Task to complete » Pick out the lines below with "Centre" and list them.

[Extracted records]
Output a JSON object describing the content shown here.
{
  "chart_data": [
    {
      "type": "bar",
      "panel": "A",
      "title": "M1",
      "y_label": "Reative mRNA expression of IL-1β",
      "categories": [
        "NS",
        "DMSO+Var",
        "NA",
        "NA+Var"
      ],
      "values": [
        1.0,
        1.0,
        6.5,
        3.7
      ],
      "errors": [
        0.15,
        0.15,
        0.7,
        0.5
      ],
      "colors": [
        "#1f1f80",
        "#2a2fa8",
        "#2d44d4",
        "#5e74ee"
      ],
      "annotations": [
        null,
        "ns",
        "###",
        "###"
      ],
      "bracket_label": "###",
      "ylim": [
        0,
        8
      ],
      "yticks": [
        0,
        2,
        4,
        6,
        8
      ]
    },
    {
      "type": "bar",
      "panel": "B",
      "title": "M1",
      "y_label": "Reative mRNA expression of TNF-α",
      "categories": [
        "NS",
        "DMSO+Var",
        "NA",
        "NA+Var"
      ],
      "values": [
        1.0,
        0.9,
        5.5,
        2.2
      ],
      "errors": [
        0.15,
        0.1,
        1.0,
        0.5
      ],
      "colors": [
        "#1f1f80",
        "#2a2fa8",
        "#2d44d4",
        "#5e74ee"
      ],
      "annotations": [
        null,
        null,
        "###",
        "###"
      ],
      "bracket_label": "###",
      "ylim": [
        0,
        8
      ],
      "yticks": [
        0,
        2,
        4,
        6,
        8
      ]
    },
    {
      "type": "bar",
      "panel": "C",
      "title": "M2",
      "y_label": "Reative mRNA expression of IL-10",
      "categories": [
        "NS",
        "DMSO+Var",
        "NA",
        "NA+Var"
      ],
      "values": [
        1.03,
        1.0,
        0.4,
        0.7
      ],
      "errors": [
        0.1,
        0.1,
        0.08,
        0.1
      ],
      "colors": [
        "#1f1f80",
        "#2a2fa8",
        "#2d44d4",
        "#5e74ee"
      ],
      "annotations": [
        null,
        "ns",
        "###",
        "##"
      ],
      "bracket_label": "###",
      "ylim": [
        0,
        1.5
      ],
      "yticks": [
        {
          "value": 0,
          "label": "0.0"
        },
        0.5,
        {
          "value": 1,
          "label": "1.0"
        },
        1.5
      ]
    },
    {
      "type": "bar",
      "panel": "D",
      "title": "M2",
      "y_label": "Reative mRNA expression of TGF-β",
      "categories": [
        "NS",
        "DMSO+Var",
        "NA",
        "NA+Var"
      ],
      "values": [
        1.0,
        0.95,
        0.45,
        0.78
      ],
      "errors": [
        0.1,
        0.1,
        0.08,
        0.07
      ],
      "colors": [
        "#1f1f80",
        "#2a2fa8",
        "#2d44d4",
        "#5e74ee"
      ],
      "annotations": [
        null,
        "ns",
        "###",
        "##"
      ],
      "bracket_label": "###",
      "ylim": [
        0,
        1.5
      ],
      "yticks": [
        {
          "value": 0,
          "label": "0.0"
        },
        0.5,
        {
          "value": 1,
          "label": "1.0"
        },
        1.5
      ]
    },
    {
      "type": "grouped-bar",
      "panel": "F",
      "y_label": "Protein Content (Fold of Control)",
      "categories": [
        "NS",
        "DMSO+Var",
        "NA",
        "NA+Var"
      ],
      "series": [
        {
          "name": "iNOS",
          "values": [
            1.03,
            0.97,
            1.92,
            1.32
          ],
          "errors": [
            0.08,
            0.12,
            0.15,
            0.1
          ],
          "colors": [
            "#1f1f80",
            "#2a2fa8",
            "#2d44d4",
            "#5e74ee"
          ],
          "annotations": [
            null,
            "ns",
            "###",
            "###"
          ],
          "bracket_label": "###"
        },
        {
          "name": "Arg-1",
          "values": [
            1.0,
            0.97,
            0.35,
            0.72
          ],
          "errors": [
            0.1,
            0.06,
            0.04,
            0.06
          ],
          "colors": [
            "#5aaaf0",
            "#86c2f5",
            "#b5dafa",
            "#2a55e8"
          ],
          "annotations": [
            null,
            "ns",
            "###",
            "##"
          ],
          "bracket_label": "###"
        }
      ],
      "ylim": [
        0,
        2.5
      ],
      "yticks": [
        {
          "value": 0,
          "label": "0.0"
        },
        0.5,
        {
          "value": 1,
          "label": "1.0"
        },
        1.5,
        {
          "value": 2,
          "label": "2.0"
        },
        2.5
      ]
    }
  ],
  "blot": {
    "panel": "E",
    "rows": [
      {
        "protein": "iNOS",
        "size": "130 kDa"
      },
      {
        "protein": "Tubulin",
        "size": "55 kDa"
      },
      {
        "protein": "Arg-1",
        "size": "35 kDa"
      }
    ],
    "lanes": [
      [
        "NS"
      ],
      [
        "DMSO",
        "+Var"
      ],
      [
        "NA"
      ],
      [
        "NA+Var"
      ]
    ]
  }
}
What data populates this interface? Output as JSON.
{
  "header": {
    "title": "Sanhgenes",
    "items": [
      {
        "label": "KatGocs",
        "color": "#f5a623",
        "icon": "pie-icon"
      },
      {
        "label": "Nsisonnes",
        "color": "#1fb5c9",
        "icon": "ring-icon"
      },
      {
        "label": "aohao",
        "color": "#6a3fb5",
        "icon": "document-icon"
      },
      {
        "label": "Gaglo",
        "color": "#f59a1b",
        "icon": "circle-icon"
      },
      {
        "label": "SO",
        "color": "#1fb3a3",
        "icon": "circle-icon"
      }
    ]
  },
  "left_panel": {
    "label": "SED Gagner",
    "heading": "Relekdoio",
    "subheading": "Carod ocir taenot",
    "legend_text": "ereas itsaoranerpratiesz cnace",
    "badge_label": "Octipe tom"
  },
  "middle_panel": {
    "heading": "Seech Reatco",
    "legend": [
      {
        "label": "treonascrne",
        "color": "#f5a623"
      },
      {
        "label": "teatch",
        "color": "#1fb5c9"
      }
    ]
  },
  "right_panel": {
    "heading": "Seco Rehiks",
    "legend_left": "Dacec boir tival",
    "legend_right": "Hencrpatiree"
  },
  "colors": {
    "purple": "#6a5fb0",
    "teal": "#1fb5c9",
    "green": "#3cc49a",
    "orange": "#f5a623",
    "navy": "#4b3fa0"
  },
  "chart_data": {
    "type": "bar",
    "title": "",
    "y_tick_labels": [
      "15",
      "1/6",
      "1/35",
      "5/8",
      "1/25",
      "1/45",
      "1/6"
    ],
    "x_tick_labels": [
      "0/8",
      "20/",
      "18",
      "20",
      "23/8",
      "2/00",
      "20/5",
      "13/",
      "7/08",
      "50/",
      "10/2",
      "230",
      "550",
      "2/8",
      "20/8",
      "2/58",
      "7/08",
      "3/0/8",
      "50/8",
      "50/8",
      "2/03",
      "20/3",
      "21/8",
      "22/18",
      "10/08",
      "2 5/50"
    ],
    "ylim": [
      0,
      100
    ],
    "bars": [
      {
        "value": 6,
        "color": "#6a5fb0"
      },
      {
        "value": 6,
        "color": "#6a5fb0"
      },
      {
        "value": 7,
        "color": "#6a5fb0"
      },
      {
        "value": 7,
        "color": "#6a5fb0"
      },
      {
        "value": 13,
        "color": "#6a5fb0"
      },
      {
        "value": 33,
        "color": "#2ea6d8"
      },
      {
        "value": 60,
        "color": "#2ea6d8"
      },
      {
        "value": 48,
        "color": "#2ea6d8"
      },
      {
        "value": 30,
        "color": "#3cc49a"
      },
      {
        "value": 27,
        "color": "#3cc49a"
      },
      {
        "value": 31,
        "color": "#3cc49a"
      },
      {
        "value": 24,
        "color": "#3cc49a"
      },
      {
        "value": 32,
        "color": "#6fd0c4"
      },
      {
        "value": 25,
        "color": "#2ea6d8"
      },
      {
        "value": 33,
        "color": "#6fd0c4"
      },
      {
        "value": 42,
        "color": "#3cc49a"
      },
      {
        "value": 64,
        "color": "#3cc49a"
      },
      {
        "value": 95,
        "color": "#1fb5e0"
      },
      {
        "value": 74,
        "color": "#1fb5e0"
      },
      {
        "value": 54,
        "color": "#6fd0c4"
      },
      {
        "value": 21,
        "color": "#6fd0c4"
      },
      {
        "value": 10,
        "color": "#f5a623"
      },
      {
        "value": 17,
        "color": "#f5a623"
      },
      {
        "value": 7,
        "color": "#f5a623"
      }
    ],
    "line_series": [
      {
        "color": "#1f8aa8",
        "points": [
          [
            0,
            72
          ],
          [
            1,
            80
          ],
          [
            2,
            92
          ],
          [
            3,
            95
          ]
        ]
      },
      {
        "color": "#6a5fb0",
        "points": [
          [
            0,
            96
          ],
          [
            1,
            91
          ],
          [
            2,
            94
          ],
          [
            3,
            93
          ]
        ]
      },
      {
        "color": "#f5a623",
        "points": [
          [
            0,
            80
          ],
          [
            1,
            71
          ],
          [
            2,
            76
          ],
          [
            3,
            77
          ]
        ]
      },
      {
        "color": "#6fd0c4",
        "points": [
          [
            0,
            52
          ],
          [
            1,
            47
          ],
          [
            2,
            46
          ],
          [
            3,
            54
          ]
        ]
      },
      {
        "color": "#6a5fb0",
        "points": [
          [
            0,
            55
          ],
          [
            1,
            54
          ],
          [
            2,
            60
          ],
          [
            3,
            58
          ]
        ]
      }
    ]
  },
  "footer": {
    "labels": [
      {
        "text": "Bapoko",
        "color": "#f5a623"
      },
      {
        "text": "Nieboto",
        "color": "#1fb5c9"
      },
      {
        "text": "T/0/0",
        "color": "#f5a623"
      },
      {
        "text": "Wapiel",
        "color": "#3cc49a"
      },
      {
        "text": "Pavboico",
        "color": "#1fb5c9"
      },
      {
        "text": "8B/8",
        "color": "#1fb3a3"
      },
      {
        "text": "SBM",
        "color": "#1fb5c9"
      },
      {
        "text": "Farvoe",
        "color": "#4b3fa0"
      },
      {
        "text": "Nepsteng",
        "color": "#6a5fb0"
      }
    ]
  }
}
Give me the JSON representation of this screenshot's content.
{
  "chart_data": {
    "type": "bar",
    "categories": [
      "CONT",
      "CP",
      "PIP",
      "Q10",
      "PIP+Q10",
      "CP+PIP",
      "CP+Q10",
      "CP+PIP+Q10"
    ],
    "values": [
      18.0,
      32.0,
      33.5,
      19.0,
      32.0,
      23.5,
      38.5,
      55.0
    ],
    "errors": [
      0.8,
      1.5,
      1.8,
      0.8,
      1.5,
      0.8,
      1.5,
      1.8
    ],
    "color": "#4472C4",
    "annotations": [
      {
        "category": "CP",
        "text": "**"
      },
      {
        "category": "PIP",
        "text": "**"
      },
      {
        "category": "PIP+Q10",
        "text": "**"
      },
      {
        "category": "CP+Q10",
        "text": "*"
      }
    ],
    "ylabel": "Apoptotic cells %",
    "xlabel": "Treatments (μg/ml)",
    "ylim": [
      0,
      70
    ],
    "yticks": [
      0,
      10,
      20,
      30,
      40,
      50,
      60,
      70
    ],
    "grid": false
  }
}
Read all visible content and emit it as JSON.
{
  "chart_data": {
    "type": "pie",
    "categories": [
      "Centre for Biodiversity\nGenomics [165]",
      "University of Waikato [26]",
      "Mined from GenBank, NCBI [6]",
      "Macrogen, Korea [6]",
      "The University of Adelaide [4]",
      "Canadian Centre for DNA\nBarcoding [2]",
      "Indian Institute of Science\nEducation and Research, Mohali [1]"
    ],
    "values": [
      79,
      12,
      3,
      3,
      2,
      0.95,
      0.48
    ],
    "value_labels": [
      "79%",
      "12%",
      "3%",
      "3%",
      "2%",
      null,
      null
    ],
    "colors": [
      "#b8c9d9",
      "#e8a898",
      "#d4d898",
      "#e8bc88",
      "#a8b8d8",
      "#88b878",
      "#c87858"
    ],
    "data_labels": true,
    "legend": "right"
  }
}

Response to the task »
      "Centre for Biodiversity\nGenomics [165]",
      "Canadian Centre for DNA\nBarcoding [2]",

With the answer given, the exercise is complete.